→ **SUPPLIED ENTRIES**:
========
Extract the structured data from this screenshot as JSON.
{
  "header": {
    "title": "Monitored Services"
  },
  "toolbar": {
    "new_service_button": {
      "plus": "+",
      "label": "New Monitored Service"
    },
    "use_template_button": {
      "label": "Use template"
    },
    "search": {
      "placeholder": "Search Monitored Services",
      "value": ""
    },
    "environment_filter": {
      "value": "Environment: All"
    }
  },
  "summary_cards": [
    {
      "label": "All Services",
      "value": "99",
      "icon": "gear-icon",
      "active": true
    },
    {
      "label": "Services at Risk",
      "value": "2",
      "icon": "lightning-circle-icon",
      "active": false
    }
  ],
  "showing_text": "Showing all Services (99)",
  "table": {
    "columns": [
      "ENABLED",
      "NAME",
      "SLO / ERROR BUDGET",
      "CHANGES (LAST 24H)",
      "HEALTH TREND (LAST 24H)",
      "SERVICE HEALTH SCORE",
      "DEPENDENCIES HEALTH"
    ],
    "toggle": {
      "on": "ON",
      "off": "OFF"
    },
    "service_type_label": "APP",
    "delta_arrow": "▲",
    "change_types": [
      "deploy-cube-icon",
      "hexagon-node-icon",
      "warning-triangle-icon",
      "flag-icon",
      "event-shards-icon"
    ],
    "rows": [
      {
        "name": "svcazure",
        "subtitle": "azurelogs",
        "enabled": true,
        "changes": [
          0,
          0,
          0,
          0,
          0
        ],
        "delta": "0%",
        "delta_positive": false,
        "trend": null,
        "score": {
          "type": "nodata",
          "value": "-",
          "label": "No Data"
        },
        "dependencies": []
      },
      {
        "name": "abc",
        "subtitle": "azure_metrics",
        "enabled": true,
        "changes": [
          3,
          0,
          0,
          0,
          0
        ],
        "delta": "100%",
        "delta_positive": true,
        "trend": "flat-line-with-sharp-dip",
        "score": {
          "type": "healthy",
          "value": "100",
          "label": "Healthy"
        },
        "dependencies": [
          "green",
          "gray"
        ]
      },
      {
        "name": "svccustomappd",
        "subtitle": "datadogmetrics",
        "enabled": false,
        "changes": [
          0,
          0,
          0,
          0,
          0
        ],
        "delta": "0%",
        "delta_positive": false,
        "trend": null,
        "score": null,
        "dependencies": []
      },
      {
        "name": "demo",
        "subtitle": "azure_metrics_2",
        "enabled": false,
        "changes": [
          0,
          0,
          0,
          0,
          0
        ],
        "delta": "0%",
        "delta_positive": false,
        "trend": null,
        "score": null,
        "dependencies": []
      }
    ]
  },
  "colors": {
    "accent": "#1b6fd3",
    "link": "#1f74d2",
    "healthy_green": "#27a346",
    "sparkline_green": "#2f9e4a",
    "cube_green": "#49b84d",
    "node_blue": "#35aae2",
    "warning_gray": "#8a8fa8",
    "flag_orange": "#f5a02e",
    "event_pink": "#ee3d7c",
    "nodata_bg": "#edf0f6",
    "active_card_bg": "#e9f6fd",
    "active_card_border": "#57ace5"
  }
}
========
→ **TASK BRIEF**: Set down each entry again, unchanged.

→ **EXERCISE OUTPUT**:
Extract the structured data from this screenshot as JSON.
{
  "header": {
    "title": "Monitored Services"
  },
  "toolbar": {
    "new_service_button": {
      "plus": "+",
      "label": "New Monitored Service"
    },
    "use_template_button": {
      "label": "Use template"
    },
    "search": {
      "placeholder": "Search Monitored Services",
      "value": ""
    },
    "environment_filter": {
      "value": "Environment: All"
    }
  },
  "summary_cards": [
    {
      "label": "All Services",
      "value": "99",
      "icon": "gear-icon",
      "active": true
    },
    {
      "label": "Services at Risk",
      "value": "2",
      "icon": "lightning-circle-icon",
      "active": false
    }
  ],
  "showing_text": "Showing all Services (99)",
  "table": {
    "columns": [
      "ENABLED",
      "NAME",
      "SLO / ERROR BUDGET",
      "CHANGES (LAST 24H)",
      "HEALTH TREND (LAST 24H)",
      "SERVICE HEALTH SCORE",
      "DEPENDENCIES HEALTH"
    ],
    "toggle": {
      "on": "ON",
      "off": "OFF"
    },
    "service_type_label": "APP",
    "delta_arrow": "▲",
    "change_types": [
      "deploy-cube-icon",
      "hexagon-node-icon",
      "warning-triangle-icon",
      "flag-icon",
      "event-shards-icon"
    ],
    "rows": [
      {
        "name": "svcazure",
        "subtitle": "azurelogs",
        "enabled": true,
        "changes": [
          0,
          0,
          0,
          0,
          0
        ],
        "delta": "0%",
        "delta_positive": false,
        "trend": null,
        "score": {
          "type": "nodata",
          "value": "-",
          "label": "No Data"
        },
        "dependencies": []
      },
      {
        "name": "abc",
        "subtitle": "azure_metrics",
        "enabled": true,
        "changes": [
          3,
          0,
          0,
          0,
          0
        ],
        "delta": "100%",
        "delta_positive": true,
        "trend": "flat-line-with-sharp-dip",
        "score": {
          "type": "healthy",
          "value": "100",
          "label": "Healthy"
        },
        "dependencies": [
          "green",
          "gray"
        ]
      },
      {
        "name": "svccustomappd",
        "subtitle": "datadogmetrics",
        "enabled": false,
        "changes": [
          0,
          0,
          0,
          0,
          0
        ],
        "delta": "0%",
        "delta_positive": false,
        "trend": null,
        "score": null,
        "dependencies": []
      },
      {
        "name": "demo",
        "subtitle": "azure_metrics_2",
        "enabled": false,
        "changes": [
          0,
          0,
          0,
          0,
          0
        ],
        "delta": "0%",
        "delta_positive": false,
        "trend": null,
        "score": null,
        "dependencies": []
      }
    ]
  },
  "colors": {
    "accent": "#1b6fd3",
    "link": "#1f74d2",
    "healthy_green": "#27a346",
    "sparkline_green": "#2f9e4a",
    "cube_green": "#49b84d",
    "node_blue": "#35aae2",
    "warning_gray": "#8a8fa8",
    "flag_orange": "#f5a02e",
    "event_pink": "#ee3d7c",
    "nodata_bg": "#edf0f6",
    "active_card_bg": "#e9f6fd",
    "active_card_border": "#57ace5"
  }
}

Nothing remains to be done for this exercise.